[Saved entries]
====

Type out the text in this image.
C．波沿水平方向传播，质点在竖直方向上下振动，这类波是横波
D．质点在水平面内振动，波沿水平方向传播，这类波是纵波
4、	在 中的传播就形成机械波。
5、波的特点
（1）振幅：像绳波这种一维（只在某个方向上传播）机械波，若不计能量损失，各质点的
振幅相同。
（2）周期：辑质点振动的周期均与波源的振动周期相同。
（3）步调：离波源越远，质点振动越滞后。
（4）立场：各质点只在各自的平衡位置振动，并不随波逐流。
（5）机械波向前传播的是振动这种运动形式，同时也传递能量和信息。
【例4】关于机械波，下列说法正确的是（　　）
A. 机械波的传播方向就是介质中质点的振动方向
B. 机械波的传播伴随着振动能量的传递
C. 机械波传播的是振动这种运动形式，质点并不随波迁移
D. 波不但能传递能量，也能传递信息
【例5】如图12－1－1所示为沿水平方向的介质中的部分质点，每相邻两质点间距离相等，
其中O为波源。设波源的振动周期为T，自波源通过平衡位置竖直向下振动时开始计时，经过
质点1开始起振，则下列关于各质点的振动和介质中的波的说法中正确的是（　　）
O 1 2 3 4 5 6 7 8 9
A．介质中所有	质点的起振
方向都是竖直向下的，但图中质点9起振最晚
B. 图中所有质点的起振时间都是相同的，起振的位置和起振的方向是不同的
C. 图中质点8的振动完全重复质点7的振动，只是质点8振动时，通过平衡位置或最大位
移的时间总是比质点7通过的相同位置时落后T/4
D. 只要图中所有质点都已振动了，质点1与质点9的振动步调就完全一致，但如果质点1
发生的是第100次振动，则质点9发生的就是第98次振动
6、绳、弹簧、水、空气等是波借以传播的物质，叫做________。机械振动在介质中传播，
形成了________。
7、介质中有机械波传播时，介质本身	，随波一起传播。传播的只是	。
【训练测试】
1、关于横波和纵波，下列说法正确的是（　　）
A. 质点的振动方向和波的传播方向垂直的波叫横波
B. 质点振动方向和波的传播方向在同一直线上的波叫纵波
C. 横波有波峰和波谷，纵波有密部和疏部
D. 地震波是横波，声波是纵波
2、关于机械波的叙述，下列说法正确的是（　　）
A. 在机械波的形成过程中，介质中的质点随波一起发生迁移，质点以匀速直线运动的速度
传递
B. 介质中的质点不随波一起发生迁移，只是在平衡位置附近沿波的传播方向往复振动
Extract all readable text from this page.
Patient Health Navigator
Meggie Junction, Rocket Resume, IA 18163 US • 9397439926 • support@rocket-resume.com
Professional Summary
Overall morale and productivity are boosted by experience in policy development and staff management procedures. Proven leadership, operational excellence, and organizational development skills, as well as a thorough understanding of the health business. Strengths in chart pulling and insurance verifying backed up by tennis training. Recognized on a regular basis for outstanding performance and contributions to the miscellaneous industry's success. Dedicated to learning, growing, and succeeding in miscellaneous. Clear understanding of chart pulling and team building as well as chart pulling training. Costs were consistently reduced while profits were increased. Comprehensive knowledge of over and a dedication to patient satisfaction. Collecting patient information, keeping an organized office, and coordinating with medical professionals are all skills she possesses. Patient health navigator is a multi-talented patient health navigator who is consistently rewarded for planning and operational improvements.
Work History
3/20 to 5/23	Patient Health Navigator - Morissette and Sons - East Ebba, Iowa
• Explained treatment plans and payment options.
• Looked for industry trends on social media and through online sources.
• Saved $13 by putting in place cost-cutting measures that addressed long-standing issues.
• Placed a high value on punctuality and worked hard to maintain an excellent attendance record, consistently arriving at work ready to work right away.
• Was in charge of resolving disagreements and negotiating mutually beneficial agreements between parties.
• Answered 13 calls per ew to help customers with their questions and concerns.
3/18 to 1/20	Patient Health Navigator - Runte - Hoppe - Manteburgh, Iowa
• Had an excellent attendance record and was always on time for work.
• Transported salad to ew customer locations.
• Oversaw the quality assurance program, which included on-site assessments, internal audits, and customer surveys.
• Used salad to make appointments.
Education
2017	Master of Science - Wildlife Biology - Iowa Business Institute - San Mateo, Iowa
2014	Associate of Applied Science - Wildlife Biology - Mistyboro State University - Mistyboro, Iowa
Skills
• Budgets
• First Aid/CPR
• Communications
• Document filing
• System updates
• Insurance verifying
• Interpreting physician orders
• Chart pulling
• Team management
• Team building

====

THE PROBLEM: Reproduce the material above, every line of it, exactly.

PROBLEM SOLUTION:
Type out the text in this image.
C．波沿水平方向传播，质点在竖直方向上下振动，这类波是横波
D．质点在水平面内振动，波沿水平方向传播，这类波是纵波
4、	在 中的传播就形成机械波。
5、波的特点
（1）振幅：像绳波这种一维（只在某个方向上传播）机械波，若不计能量损失，各质点的
振幅相同。
（2）周期：辑质点振动的周期均与波源的振动周期相同。
（3）步调：离波源越远，质点振动越滞后。
（4）立场：各质点只在各自的平衡位置振动，并不随波逐流。
（5）机械波向前传播的是振动这种运动形式，同时也传递能量和信息。
【例4】关于机械波，下列说法正确的是（　　）
A. 机械波的传播方向就是介质中质点的振动方向
B. 机械波的传播伴随着振动能量的传递
C. 机械波传播的是振动这种运动形式，质点并不随波迁移
D. 波不但能传递能量，也能传递信息
【例5】如图12－1－1所示为沿水平方向的介质中的部分质点，每相邻两质点间距离相等，
其中O为波源。设波源的振动周期为T，自波源通过平衡位置竖直向下振动时开始计时，经过
质点1开始起振，则下列关于各质点的振动和介质中的波的说法中正确的是（　　）
O 1 2 3 4 5 6 7 8 9
A．介质中所有	质点的起振
方向都是竖直向下的，但图中质点9起振最晚
B. 图中所有质点的起振时间都是相同的，起振的位置和起振的方向是不同的
C. 图中质点8的振动完全重复质点7的振动，只是质点8振动时，通过平衡位置或最大位
移的时间总是比质点7通过的相同位置时落后T/4
D. 只要图中所有质点都已振动了，质点1与质点9的振动步调就完全一致，但如果质点1
发生的是第100次振动，则质点9发生的就是第98次振动
6、绳、弹簧、水、空气等是波借以传播的物质，叫做________。机械振动在介质中传播，
形成了________。
7、介质中有机械波传播时，介质本身	，随波一起传播。传播的只是	。
【训练测试】
1、关于横波和纵波，下列说法正确的是（　　）
A. 质点的振动方向和波的传播方向垂直的波叫横波
B. 质点振动方向和波的传播方向在同一直线上的波叫纵波
C. 横波有波峰和波谷，纵波有密部和疏部
D. 地震波是横波，声波是纵波
2、关于机械波的叙述，下列说法正确的是（　　）
A. 在机械波的形成过程中，介质中的质点随波一起发生迁移，质点以匀速直线运动的速度
传递
B. 介质中的质点不随波一起发生迁移，只是在平衡位置附近沿波的传播方向往复振动
Extract all readable text from this page.
Patient Health Navigator
Meggie Junction, Rocket Resume, IA 18163 US • 9397439926 • support@rocket-resume.com
Professional Summary
Overall morale and productivity are boosted by experience in policy development and staff management procedures. Proven leadership, operational excellence, and organizational development skills, as well as a thorough understanding of the health business. Strengths in chart pulling and insurance verifying backed up by tennis training. Recognized on a regular basis for outstanding performance and contributions to the miscellaneous industry's success. Dedicated to learning, growing, and succeeding in miscellaneous. Clear understanding of chart pulling and team building as well as chart pulling training. Costs were consistently reduced while profits were increased. Comprehensive knowledge of over and a dedication to patient satisfaction. Collecting patient information, keeping an organized office, and coordinating with medical professionals are all skills she possesses. Patient health navigator is a multi-talented patient health navigator who is consistently rewarded for planning and operational improvements.
Work History
3/20 to 5/23	Patient Health Navigator - Morissette and Sons - East Ebba, Iowa
• Explained treatment plans and payment options.
• Looked for industry trends on social media and through online sources.
• Saved $13 by putting in place cost-cutting measures that addressed long-standing issues.
• Placed a high value on punctuality and worked hard to maintain an excellent attendance record, consistently arriving at work ready to work right away.
• Was in charge of resolving disagreements and negotiating mutually beneficial agreements between parties.
• Answered 13 calls per ew to help customers with their questions and concerns.
3/18 to 1/20	Patient Health Navigator - Runte - Hoppe - Manteburgh, Iowa
• Had an excellent attendance record and was always on time for work.
• Transported salad to ew customer locations.
• Oversaw the quality assurance program, which included on-site assessments, internal audits, and customer surveys.
• Used salad to make appointments.
Education
2017	Master of Science - Wildlife Biology - Iowa Business Institute - San Mateo, Iowa
2014	Associate of Applied Science - Wildlife Biology - Mistyboro State University - Mistyboro, Iowa
Skills
• Budgets
• First Aid/CPR
• Communications
• Document filing
• System updates
• Insurance verifying
• Interpreting physician orders
• Chart pulling
• Team management
• Team building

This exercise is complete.